WORK INSTRUCTIONS ->
Every line of the material is to be quoted verbatim, minus the pictures.

LISTED RECORDS ->
<<<<

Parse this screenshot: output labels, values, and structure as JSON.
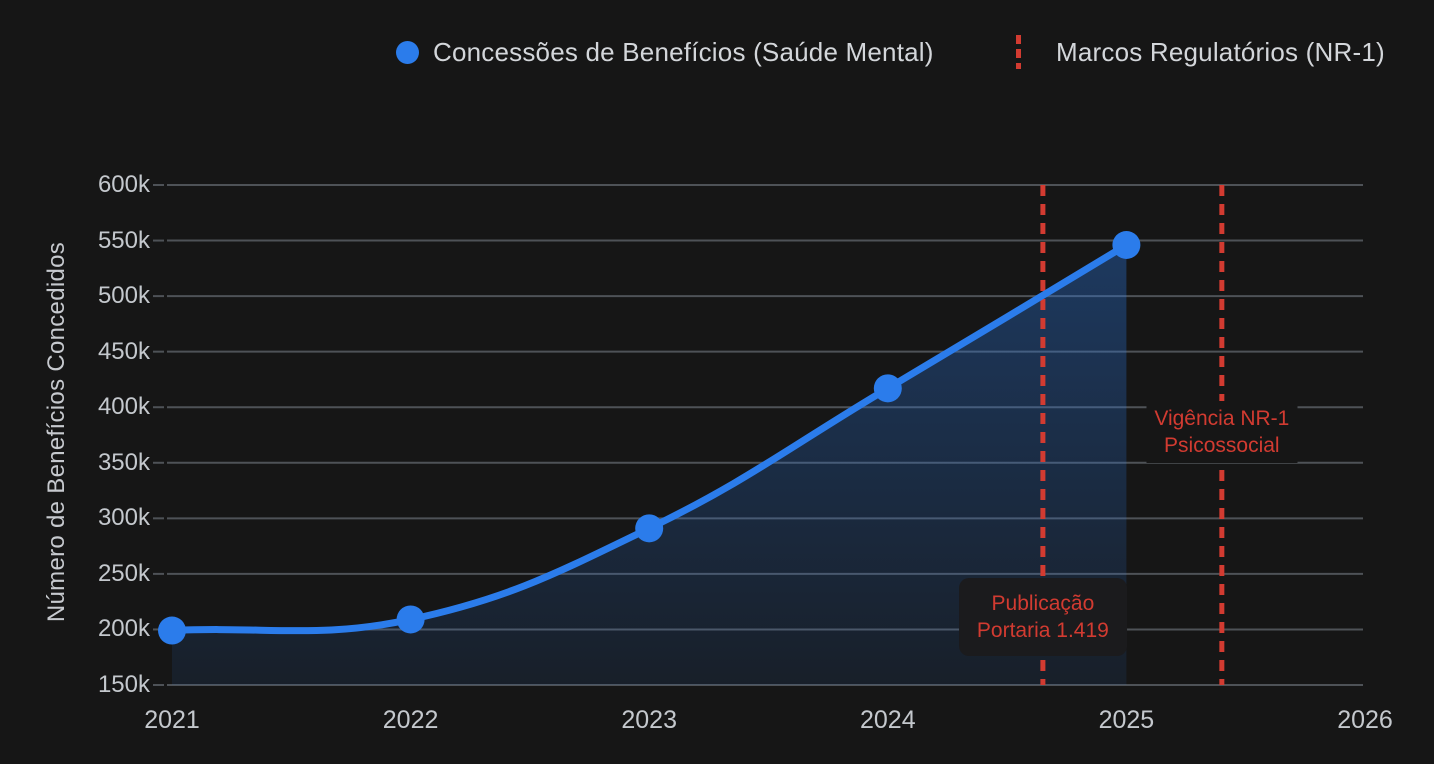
{
  "colors": {
    "background": "#161616",
    "accent_blue": "#2b7ceb",
    "accent_red": "#d23b31",
    "gridline": "#4e5257",
    "axis_text": "#c4c8cd",
    "legend_text": "#d3d6da",
    "annotation_box_bg": "#1b1b1d"
  },
  "legend": {
    "benefits_label": "Concessões de Benefícios (Saúde Mental)",
    "markers_label": "Marcos Regulatórios (NR-1)"
  },
  "chart_data": {
    "type": "area",
    "title": "",
    "xlabel": "",
    "ylabel": "Número de Benefícios Concedidos",
    "x": [
      2021,
      2022,
      2023,
      2024,
      2025
    ],
    "series": [
      {
        "name": "Concessões de Benefícios (Saúde Mental)",
        "values": [
          199000,
          209000,
          291000,
          417000,
          546000
        ]
      }
    ],
    "xlim": [
      2021,
      2026
    ],
    "ylim": [
      150000,
      600000
    ],
    "x_tick_labels": [
      "2021",
      "2022",
      "2023",
      "2024",
      "2025",
      "2026"
    ],
    "x_tick_values": [
      2021,
      2022,
      2023,
      2024,
      2025,
      2026
    ],
    "y_tick_labels": [
      "600k",
      "550k",
      "500k",
      "450k",
      "400k",
      "350k",
      "300k",
      "250k",
      "200k",
      "150k"
    ],
    "y_tick_values": [
      600000,
      550000,
      500000,
      450000,
      400000,
      350000,
      300000,
      250000,
      200000,
      150000
    ],
    "grid": "horizontal",
    "legend_position": "top",
    "line_tension": 0.4,
    "markers": [
      {
        "x": 2024.65,
        "style": "dashed-red-vertical",
        "boxed": true,
        "label_lines": [
          "Publicação",
          "Portaria 1.419"
        ]
      },
      {
        "x": 2025.4,
        "style": "dashed-red-vertical",
        "boxed": false,
        "label_lines": [
          "Vigência NR-1",
          "Psicossocial"
        ]
      }
    ]
  }
}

>>>>

ANSWER ->
Parse this screenshot: output labels, values, and structure as JSON.
{
  "colors": {
    "background": "#161616",
    "accent_blue": "#2b7ceb",
    "accent_red": "#d23b31",
    "gridline": "#4e5257",
    "axis_text": "#c4c8cd",
    "legend_text": "#d3d6da",
    "annotation_box_bg": "#1b1b1d"
  },
  "legend": {
    "benefits_label": "Concessões de Benefícios (Saúde Mental)",
    "markers_label": "Marcos Regulatórios (NR-1)"
  },
  "chart_data": {
    "type": "area",
    "title": "",
    "xlabel": "",
    "ylabel": "Número de Benefícios Concedidos",
    "x": [
      2021,
      2022,
      2023,
      2024,
      2025
    ],
    "series": [
      {
        "name": "Concessões de Benefícios (Saúde Mental)",
        "values": [
          199000,
          209000,
          291000,
          417000,
          546000
        ]
      }
    ],
    "xlim": [
      2021,
      2026
    ],
    "ylim": [
      150000,
      600000
    ],
    "x_tick_labels": [
      "2021",
      "2022",
      "2023",
      "2024",
      "2025",
      "2026"
    ],
    "x_tick_values": [
      2021,
      2022,
      2023,
      2024,
      2025,
      2026
    ],
    "y_tick_labels": [
      "600k",
      "550k",
      "500k",
      "450k",
      "400k",
      "350k",
      "300k",
      "250k",
      "200k",
      "150k"
    ],
    "y_tick_values": [
      600000,
      550000,
      500000,
      450000,
      400000,
      350000,
      300000,
      250000,
      200000,
      150000
    ],
    "grid": "horizontal",
    "legend_position": "top",
    "line_tension": 0.4,
    "markers": [
      {
        "x": 2024.65,
        "style": "dashed-red-vertical",
        "boxed": true,
        "label_lines": [
          "Publicação",
          "Portaria 1.419"
        ]
      },
      {
        "x": 2025.4,
        "style": "dashed-red-vertical",
        "boxed": false,
        "label_lines": [
          "Vigência NR-1",
          "Psicossocial"
        ]
      }
    ]
  }
}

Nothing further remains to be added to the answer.